Objetivo —
Transcreva, do texto sobre a moeda como criação do Estado, o trecho que começa nas palavras que contêm "A moeda é criada" e termina em "emissão de moeda.".

Como a própria colunista apontou, trata-se de uma redação confusa, para dizer o mínimo. A definição está INCORRETA. Para entender isso é necessário retomar alguns conceitos básicos de economia monetária. Para começar: o que é moeda? A moeda é definida como a unidade de conta do sistema de contratos (a vista e a termo) e o instrumento utilizado para a liquidação dos mesmos no seu vencimento. A moeda não surge, portanto, como a propriedade emergente da interação dinâmica entre os agentes econômicos privados (como Paulo Guedes afirmou recentemente em mais um das suas vídeo entrevistas nas quais destila toda sua ignorância de história econômica e economia monetária) mas é uma criação do Estado. Como disse Keynes no seu Tratado sobre a Moeda (1930), o qual antecedeu a Teoria Geral (1936), é o Estado que define qual o padrão que será utilizado como unidade de conta nos contratos, o instrumento que será utilizado para liquidar os mesmos no seu vencimento e, não menos importante, o Estado é a garantia de que os contratos não podem ser descumpridos. Em outras palavras, a moeda é uma criatura do Estado (Lerner, 1947).

A moeda é criada pelo Estado por intermédio do Banco Central, ao menos desde o momento em que as economias capitalistas abandonaram o sistema de moeda-mercadoria, no qual o instrumento utilizado para a liquidação de contratos eram moedas de ouro e prata cunhadas pelo Estado, em prol do sistema de moeda fiduciária, no qual o meio de pagamento é constituído de notas de papel cujo valor intrínseco é zero. A senhoriagem nada mais é da que a diferença entre o valor de face das notas de papel (digamos uma nota de 200 reais) e o custo de produção da mesma pela Casa da Moeda (alguns míseros centavos). Essa diferença entre o valor de face e o custo de produção das cédulas é apropriada pelo Estado pois o mesmo dispõe do monopólio legal de emissão de moeda.

Material selecionado —

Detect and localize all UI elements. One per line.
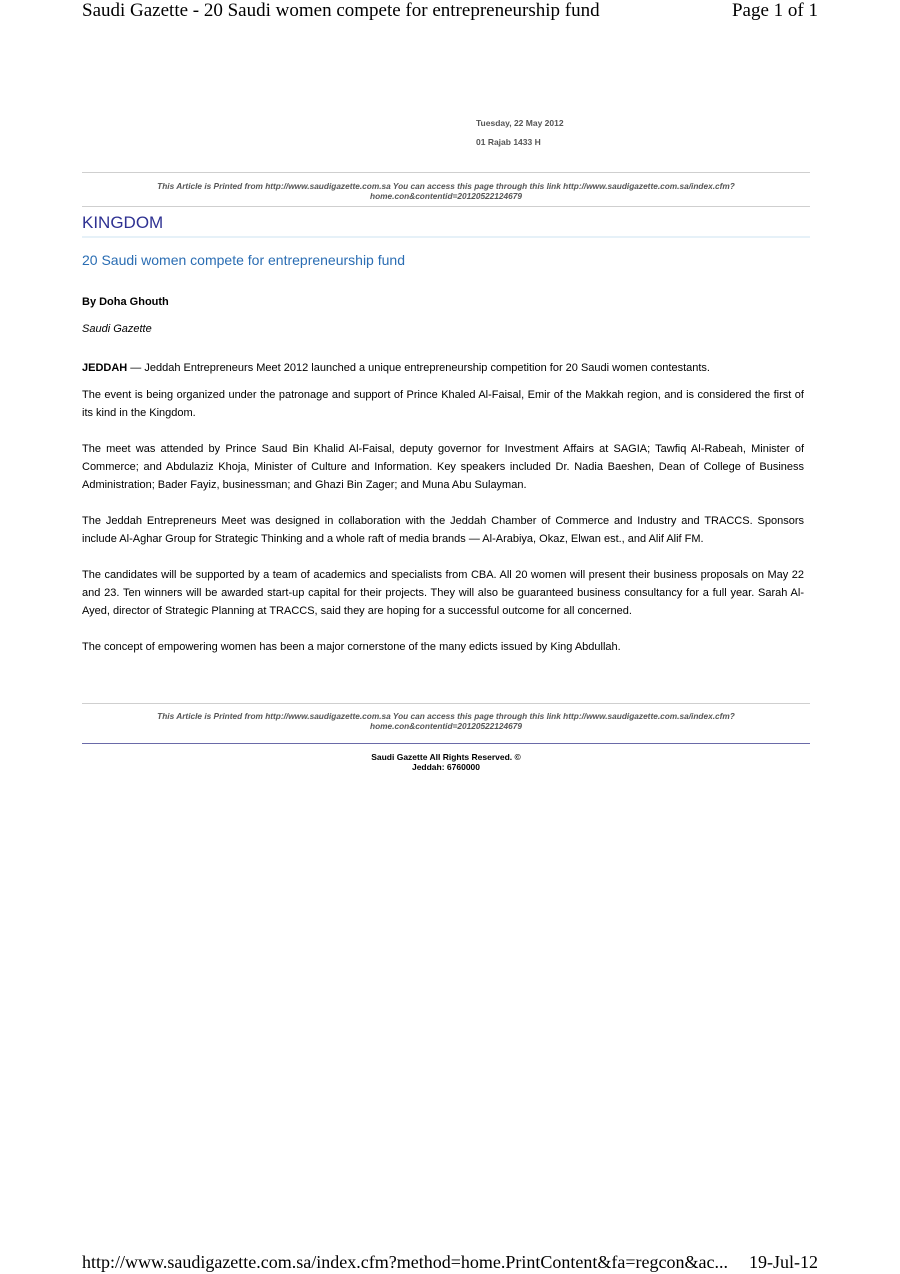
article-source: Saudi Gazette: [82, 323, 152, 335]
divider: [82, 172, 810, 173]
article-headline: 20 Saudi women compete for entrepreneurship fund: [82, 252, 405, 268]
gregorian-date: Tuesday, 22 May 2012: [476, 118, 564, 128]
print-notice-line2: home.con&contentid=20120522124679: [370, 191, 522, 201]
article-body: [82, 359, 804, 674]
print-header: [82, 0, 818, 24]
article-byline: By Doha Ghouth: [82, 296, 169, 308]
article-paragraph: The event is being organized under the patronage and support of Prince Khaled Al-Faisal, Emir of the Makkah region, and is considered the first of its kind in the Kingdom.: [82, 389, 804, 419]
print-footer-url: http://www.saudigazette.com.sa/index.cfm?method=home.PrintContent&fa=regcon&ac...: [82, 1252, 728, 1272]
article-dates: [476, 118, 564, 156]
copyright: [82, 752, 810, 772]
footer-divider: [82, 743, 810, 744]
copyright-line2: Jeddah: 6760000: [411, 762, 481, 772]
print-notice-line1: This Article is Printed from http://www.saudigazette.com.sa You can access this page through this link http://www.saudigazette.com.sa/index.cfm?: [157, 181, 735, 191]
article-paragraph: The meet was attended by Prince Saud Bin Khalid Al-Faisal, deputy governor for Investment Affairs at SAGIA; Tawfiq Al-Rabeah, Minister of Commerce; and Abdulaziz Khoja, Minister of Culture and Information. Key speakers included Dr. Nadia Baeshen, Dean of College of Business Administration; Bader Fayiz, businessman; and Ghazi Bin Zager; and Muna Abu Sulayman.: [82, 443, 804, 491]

Resultado —
A moeda é criada pelo Estado por intermédio do Banco Central, ao menos desde o momento em que as economias capitalistas abandonaram o sistema de moeda-mercadoria, no qual o instrumento utilizado para a liquidação de contratos eram moedas de ouro e prata cunhadas pelo Estado, em prol do sistema de moeda fiduciária, no qual o meio de pagamento é constituído de notas de papel cujo valor intrínseco é zero. A senhoriagem nada mais é da que a diferença entre o valor de face das notas de papel (digamos uma nota de 200 reais) e o custo de produção da mesma pela Casa da Moeda (alguns míseros centavos). Essa diferença entre o valor de face e o custo de produção das cédulas é apropriada pelo Estado pois o mesmo dispõe do monopólio legal de emissão de moeda.